→ Figure dataset records
_ _ _ _ _

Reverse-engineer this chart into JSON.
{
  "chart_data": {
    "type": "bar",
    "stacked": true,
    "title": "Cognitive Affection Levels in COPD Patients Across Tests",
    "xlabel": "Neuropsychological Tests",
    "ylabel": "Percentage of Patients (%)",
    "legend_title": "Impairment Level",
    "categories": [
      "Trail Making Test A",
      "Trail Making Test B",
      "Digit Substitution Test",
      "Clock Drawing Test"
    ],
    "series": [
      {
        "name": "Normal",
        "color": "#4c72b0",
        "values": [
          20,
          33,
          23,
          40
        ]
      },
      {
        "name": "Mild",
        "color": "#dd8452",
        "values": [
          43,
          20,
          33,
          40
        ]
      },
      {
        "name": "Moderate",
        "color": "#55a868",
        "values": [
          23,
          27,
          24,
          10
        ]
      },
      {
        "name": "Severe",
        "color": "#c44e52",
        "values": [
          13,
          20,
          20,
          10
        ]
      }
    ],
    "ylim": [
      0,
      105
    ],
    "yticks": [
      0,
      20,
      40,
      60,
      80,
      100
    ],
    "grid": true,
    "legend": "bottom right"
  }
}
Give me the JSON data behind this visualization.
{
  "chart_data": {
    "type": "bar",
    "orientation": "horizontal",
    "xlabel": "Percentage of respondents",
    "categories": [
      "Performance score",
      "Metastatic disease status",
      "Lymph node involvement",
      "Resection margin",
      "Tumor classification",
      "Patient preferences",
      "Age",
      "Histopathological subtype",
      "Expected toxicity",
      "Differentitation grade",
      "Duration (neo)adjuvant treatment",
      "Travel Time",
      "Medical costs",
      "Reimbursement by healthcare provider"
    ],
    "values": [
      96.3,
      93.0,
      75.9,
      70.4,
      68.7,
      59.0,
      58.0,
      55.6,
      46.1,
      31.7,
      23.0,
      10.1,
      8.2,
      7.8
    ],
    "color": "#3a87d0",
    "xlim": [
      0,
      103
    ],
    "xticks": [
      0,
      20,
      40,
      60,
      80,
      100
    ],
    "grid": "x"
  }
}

_ _ _ _ _

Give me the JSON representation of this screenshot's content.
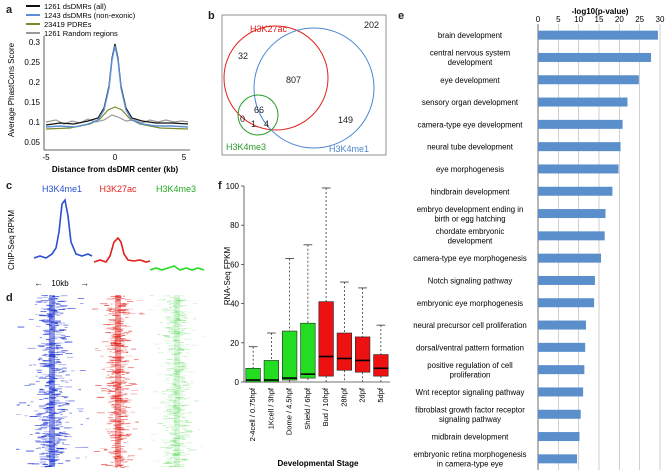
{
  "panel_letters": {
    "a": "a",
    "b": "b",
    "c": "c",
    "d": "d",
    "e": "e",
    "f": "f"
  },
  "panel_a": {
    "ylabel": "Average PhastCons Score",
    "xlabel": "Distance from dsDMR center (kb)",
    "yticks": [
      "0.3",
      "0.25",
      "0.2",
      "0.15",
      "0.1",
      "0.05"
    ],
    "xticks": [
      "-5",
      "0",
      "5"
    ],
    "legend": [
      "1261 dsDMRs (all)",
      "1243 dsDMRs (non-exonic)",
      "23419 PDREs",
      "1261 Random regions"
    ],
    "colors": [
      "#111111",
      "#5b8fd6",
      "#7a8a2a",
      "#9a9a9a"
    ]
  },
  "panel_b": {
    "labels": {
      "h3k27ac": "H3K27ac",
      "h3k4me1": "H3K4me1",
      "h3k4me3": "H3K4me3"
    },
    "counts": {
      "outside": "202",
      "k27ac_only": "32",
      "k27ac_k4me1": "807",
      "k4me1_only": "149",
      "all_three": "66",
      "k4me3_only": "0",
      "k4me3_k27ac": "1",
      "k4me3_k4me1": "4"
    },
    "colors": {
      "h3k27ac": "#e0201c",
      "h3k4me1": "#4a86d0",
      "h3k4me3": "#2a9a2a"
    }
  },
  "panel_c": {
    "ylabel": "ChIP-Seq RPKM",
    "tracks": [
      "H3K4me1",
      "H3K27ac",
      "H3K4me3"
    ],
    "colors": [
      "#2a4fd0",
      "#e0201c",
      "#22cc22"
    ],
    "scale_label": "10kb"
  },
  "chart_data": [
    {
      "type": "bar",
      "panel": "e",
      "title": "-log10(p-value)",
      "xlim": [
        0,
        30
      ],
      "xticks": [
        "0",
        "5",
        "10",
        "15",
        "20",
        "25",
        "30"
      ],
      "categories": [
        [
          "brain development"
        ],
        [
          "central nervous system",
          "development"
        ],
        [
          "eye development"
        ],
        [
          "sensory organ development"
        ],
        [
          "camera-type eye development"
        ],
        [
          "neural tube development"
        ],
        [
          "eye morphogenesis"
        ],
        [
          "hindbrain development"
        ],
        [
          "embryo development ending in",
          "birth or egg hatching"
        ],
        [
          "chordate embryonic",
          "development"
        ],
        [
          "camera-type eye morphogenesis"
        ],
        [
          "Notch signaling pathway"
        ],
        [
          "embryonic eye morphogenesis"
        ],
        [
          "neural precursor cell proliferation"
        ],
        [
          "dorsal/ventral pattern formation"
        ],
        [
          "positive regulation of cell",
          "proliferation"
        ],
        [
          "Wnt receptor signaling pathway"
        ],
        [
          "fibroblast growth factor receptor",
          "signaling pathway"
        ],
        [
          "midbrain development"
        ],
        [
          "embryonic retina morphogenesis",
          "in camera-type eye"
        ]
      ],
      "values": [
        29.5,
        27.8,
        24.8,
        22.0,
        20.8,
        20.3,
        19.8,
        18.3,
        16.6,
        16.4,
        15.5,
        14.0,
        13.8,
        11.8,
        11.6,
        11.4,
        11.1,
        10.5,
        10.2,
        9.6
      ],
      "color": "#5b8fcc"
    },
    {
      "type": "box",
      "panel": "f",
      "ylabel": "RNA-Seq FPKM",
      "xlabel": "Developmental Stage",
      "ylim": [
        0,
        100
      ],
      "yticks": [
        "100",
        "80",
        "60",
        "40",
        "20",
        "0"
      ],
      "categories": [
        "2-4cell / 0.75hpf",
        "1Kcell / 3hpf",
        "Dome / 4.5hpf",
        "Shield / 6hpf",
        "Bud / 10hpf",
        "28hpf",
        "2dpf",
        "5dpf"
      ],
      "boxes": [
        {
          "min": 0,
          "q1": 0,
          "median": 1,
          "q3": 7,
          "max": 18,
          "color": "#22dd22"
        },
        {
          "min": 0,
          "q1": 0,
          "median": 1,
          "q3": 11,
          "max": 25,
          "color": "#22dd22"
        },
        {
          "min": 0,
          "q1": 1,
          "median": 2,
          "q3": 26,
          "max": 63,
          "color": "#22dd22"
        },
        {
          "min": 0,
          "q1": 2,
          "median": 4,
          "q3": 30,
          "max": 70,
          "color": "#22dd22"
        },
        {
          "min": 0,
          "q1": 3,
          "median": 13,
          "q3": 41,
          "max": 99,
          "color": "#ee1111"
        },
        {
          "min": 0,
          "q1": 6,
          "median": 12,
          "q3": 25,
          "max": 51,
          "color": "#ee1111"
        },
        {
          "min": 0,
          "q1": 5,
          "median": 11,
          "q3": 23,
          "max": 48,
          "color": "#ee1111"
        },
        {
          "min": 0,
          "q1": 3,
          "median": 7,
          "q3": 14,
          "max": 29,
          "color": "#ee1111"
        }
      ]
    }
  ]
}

_ _ _ _ _

→ WORK ITEM
Look through the records and gather each line with the word "signaling".

→ WRITTEN SOLUTION
          "Notch signaling pathway"
          "Wnt receptor signaling pathway"
          "signaling pathway"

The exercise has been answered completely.